→ PROBLEM REQUIREMENTS
Each line of the data that includes the string "name" is to be copied out.

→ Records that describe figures
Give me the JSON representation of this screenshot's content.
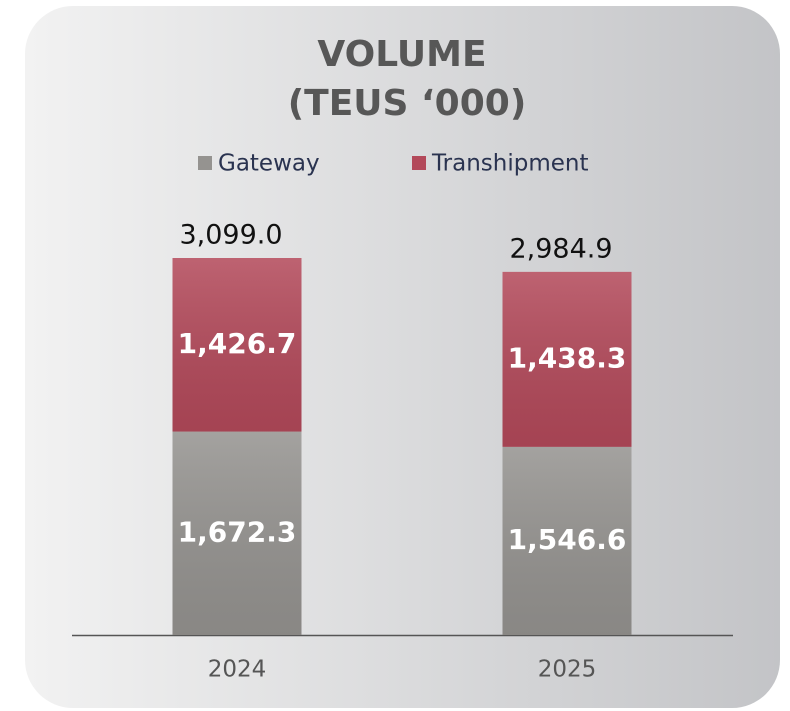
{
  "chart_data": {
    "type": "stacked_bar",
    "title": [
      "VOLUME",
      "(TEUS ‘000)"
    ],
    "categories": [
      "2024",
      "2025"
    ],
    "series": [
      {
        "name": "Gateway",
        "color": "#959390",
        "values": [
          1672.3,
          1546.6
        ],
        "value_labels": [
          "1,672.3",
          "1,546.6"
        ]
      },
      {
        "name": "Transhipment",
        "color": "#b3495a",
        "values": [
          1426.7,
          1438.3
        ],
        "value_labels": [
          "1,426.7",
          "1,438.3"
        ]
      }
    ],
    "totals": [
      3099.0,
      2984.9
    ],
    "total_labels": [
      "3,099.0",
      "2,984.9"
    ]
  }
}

---

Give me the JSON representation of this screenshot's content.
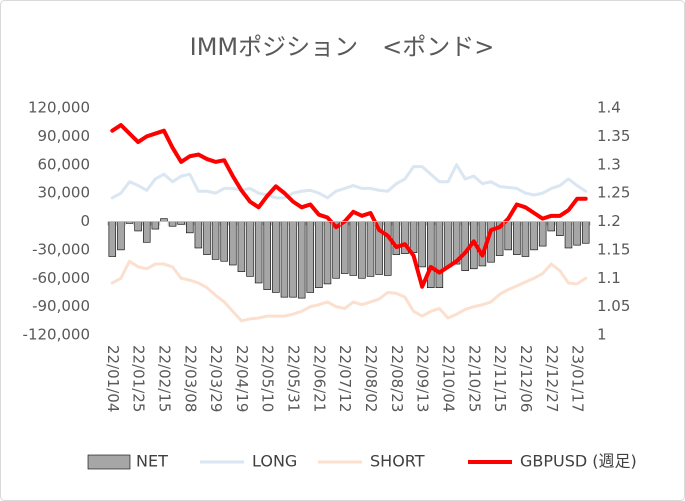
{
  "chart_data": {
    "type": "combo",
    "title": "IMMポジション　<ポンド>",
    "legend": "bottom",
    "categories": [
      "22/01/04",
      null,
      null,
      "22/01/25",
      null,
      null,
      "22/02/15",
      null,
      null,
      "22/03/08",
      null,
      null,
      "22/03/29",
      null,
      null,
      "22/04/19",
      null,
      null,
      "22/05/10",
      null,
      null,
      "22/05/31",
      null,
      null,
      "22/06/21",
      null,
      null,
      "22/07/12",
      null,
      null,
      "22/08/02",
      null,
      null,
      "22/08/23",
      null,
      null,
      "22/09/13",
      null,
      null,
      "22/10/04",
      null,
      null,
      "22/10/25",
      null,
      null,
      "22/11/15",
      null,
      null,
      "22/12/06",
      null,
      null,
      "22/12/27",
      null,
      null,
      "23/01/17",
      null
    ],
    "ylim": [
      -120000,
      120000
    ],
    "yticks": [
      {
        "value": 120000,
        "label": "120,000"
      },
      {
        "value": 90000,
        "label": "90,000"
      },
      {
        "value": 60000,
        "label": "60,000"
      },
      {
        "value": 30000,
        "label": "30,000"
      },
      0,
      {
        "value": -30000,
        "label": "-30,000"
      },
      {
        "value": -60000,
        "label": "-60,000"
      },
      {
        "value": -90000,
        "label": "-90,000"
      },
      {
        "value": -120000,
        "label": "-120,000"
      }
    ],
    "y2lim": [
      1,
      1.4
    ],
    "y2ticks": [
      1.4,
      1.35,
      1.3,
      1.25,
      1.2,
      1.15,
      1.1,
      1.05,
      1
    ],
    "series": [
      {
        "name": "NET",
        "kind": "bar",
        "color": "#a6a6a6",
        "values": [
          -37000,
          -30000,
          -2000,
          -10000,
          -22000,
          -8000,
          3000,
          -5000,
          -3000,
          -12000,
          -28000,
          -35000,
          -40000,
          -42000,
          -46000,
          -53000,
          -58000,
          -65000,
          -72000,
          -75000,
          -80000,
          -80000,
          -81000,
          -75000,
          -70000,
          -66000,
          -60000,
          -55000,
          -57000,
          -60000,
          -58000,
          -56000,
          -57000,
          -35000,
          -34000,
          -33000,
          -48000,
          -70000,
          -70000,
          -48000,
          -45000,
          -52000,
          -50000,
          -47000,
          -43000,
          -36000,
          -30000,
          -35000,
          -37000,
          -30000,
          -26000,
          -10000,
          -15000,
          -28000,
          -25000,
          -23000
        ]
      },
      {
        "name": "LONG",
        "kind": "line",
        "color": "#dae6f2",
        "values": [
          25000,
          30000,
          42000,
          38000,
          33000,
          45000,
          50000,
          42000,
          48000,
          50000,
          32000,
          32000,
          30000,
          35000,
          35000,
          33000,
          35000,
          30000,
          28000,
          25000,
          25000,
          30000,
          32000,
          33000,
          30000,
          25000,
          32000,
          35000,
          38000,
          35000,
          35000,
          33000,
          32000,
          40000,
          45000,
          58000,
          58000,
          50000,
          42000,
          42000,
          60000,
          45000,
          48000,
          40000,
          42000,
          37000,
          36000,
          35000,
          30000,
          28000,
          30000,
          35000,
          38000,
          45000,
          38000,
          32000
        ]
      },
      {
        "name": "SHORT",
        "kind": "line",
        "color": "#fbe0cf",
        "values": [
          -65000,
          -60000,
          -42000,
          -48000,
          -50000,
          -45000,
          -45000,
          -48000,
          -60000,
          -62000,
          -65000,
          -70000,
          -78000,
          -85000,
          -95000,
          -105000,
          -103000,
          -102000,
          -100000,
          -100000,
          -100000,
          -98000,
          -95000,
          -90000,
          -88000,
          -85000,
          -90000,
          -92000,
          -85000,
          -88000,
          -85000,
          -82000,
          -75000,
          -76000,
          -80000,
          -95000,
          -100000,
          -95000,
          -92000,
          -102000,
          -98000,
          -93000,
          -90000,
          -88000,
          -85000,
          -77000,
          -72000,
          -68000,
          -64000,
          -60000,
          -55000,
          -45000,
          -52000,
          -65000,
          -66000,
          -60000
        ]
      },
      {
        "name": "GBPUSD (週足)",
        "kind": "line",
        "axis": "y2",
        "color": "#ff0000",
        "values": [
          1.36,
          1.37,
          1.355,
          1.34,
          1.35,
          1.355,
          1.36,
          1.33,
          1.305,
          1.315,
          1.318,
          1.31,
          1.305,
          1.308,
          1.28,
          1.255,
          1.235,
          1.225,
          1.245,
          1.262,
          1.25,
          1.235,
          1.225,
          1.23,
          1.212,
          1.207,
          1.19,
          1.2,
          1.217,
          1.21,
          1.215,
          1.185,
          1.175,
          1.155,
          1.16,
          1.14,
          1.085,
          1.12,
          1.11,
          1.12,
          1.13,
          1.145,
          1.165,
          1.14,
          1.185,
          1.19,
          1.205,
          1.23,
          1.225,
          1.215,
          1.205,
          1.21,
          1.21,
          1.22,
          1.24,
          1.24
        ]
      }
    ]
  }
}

--

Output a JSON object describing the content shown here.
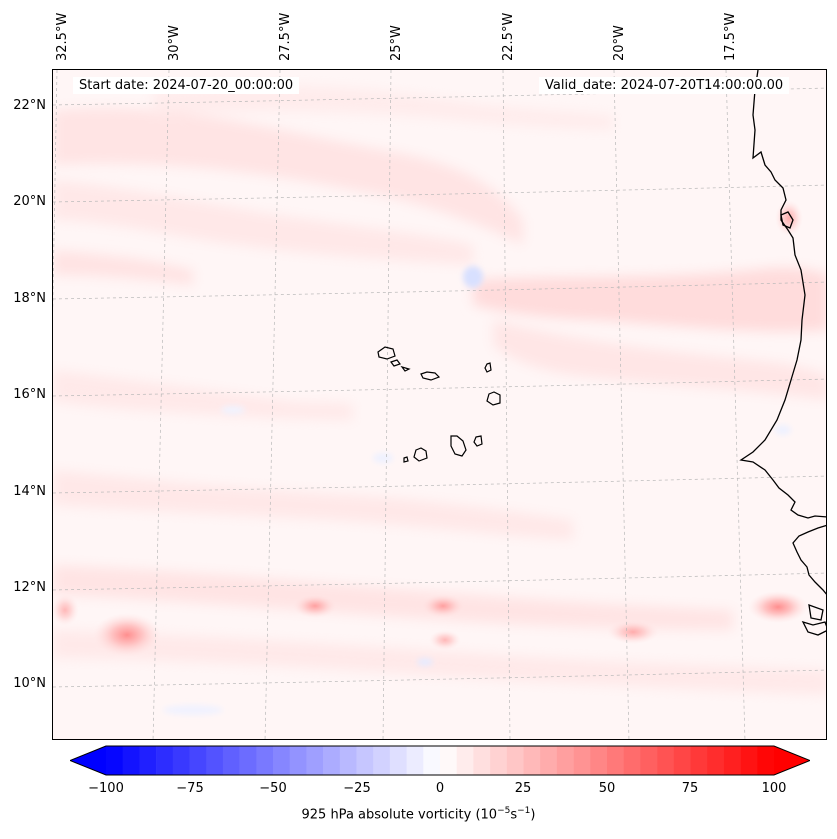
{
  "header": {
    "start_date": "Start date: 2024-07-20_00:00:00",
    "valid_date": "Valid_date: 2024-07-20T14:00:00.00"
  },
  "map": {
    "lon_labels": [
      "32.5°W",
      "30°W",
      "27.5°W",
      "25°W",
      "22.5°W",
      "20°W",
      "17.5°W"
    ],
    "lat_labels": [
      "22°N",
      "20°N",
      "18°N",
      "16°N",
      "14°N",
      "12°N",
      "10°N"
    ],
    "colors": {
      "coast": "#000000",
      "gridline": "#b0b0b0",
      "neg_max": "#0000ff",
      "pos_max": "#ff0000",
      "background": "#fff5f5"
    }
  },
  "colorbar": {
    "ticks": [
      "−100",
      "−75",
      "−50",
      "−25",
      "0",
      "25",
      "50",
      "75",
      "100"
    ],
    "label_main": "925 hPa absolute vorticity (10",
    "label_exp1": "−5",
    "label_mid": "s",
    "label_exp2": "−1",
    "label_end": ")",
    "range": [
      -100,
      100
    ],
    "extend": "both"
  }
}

→ SOLUTION
        "name": "Gateway",
        "name": "Transhipment",
        "name": "NET",
        "name": "LONG",
        "name": "SHORT",
        "name": "GBPUSD (週足)",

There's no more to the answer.